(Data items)
>> START

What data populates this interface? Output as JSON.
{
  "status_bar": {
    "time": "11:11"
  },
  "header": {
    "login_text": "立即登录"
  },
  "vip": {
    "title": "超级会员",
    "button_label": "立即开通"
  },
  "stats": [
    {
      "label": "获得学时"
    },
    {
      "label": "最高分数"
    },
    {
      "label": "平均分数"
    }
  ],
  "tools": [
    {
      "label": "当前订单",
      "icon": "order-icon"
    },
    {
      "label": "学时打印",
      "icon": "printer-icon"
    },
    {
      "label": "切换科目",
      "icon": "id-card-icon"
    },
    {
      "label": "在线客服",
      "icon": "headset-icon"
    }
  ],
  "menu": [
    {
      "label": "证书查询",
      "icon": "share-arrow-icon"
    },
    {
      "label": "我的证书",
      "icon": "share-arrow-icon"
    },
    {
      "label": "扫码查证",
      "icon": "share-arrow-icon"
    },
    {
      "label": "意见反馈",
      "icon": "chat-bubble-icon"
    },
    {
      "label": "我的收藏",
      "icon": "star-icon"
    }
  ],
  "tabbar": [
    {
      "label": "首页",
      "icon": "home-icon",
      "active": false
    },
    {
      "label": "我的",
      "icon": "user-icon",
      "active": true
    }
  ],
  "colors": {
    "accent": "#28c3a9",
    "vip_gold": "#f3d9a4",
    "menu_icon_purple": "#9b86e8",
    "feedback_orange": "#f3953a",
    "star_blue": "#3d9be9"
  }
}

>> END

### Objective
Go through the records above and set each one down exactly, please.

### Task solution
What data populates this interface? Output as JSON.
{
  "status_bar": {
    "time": "11:11"
  },
  "header": {
    "login_text": "立即登录"
  },
  "vip": {
    "title": "超级会员",
    "button_label": "立即开通"
  },
  "stats": [
    {
      "label": "获得学时"
    },
    {
      "label": "最高分数"
    },
    {
      "label": "平均分数"
    }
  ],
  "tools": [
    {
      "label": "当前订单",
      "icon": "order-icon"
    },
    {
      "label": "学时打印",
      "icon": "printer-icon"
    },
    {
      "label": "切换科目",
      "icon": "id-card-icon"
    },
    {
      "label": "在线客服",
      "icon": "headset-icon"
    }
  ],
  "menu": [
    {
      "label": "证书查询",
      "icon": "share-arrow-icon"
    },
    {
      "label": "我的证书",
      "icon": "share-arrow-icon"
    },
    {
      "label": "扫码查证",
      "icon": "share-arrow-icon"
    },
    {
      "label": "意见反馈",
      "icon": "chat-bubble-icon"
    },
    {
      "label": "我的收藏",
      "icon": "star-icon"
    }
  ],
  "tabbar": [
    {
      "label": "首页",
      "icon": "home-icon",
      "active": false
    },
    {
      "label": "我的",
      "icon": "user-icon",
      "active": true
    }
  ],
  "colors": {
    "accent": "#28c3a9",
    "vip_gold": "#f3d9a4",
    "menu_icon_purple": "#9b86e8",
    "feedback_orange": "#f3953a",
    "star_blue": "#3d9be9"
  }
}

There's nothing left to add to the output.